▶ [Do this]:
Reproduce the records below in full and exactly, without their images.

▶ [Input rows]:
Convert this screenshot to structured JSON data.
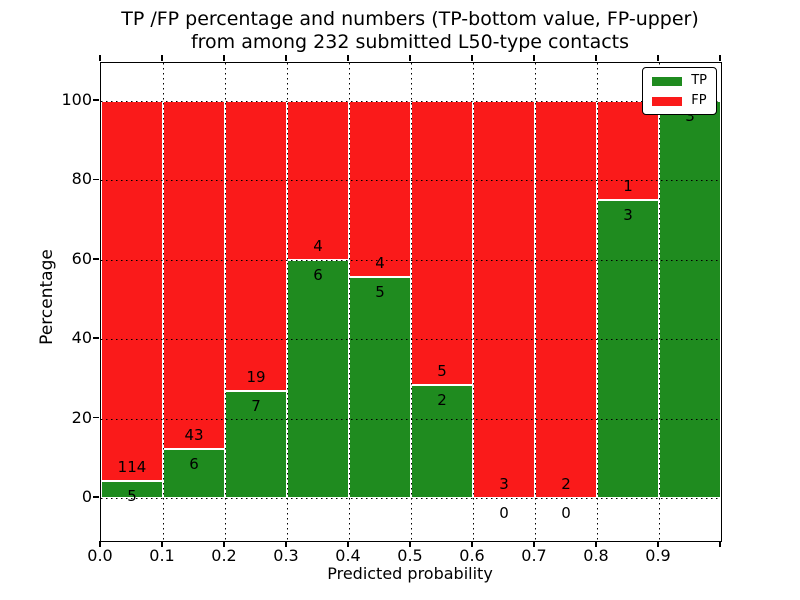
{
  "title": {
    "line1": "TP /FP percentage and numbers (TP-bottom value, FP-upper)",
    "line2": "from among 232 submitted L50-type contacts"
  },
  "axes": {
    "xlabel": "Predicted probability",
    "ylabel": "Percentage",
    "x_tick_labels": [
      "0.0",
      "0.1",
      "0.2",
      "0.3",
      "0.4",
      "0.5",
      "0.6",
      "0.7",
      "0.8",
      "0.9"
    ],
    "y_tick_labels": [
      "0",
      "20",
      "40",
      "60",
      "80",
      "100"
    ]
  },
  "legend": {
    "items": [
      {
        "label": "TP",
        "color": "#1f8b1f"
      },
      {
        "label": "FP",
        "color": "#fa1a1a"
      }
    ]
  },
  "colors": {
    "tp": "#1f8b1f",
    "fp": "#fa1a1a",
    "bar_edge": "#ffffff",
    "grid": "#000000",
    "background": "#ffffff"
  },
  "chart_data": {
    "type": "bar",
    "stacked": true,
    "normalized": "percent",
    "title": "TP /FP percentage and numbers (TP-bottom value, FP-upper) from among 232 submitted L50-type contacts",
    "xlabel": "Predicted probability",
    "ylabel": "Percentage",
    "xlim": [
      0.0,
      1.0
    ],
    "ylim": [
      -11,
      110
    ],
    "grid": true,
    "legend_position": "upper right",
    "bin_width": 0.1,
    "bin_edges": [
      0.0,
      0.1,
      0.2,
      0.3,
      0.4,
      0.5,
      0.6,
      0.7,
      0.8,
      0.9,
      1.0
    ],
    "series": [
      {
        "name": "TP",
        "values": [
          5,
          6,
          7,
          6,
          5,
          2,
          0,
          0,
          3,
          3
        ]
      },
      {
        "name": "FP",
        "values": [
          114,
          43,
          19,
          4,
          4,
          5,
          3,
          2,
          1,
          0
        ]
      }
    ],
    "tp_percent_per_bin": [
      4.2,
      12.2,
      26.9,
      60.0,
      55.6,
      28.6,
      0.0,
      0.0,
      75.0,
      100.0
    ],
    "total_contacts": 232
  }
}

▶ [Answer]:
Convert this screenshot to structured JSON data.
{
  "title": {
    "line1": "TP /FP percentage and numbers (TP-bottom value, FP-upper)",
    "line2": "from among 232 submitted L50-type contacts"
  },
  "axes": {
    "xlabel": "Predicted probability",
    "ylabel": "Percentage",
    "x_tick_labels": [
      "0.0",
      "0.1",
      "0.2",
      "0.3",
      "0.4",
      "0.5",
      "0.6",
      "0.7",
      "0.8",
      "0.9"
    ],
    "y_tick_labels": [
      "0",
      "20",
      "40",
      "60",
      "80",
      "100"
    ]
  },
  "legend": {
    "items": [
      {
        "label": "TP",
        "color": "#1f8b1f"
      },
      {
        "label": "FP",
        "color": "#fa1a1a"
      }
    ]
  },
  "colors": {
    "tp": "#1f8b1f",
    "fp": "#fa1a1a",
    "bar_edge": "#ffffff",
    "grid": "#000000",
    "background": "#ffffff"
  },
  "chart_data": {
    "type": "bar",
    "stacked": true,
    "normalized": "percent",
    "title": "TP /FP percentage and numbers (TP-bottom value, FP-upper) from among 232 submitted L50-type contacts",
    "xlabel": "Predicted probability",
    "ylabel": "Percentage",
    "xlim": [
      0.0,
      1.0
    ],
    "ylim": [
      -11,
      110
    ],
    "grid": true,
    "legend_position": "upper right",
    "bin_width": 0.1,
    "bin_edges": [
      0.0,
      0.1,
      0.2,
      0.3,
      0.4,
      0.5,
      0.6,
      0.7,
      0.8,
      0.9,
      1.0
    ],
    "series": [
      {
        "name": "TP",
        "values": [
          5,
          6,
          7,
          6,
          5,
          2,
          0,
          0,
          3,
          3
        ]
      },
      {
        "name": "FP",
        "values": [
          114,
          43,
          19,
          4,
          4,
          5,
          3,
          2,
          1,
          0
        ]
      }
    ],
    "tp_percent_per_bin": [
      4.2,
      12.2,
      26.9,
      60.0,
      55.6,
      28.6,
      0.0,
      0.0,
      75.0,
      100.0
    ],
    "total_contacts": 232
  }
}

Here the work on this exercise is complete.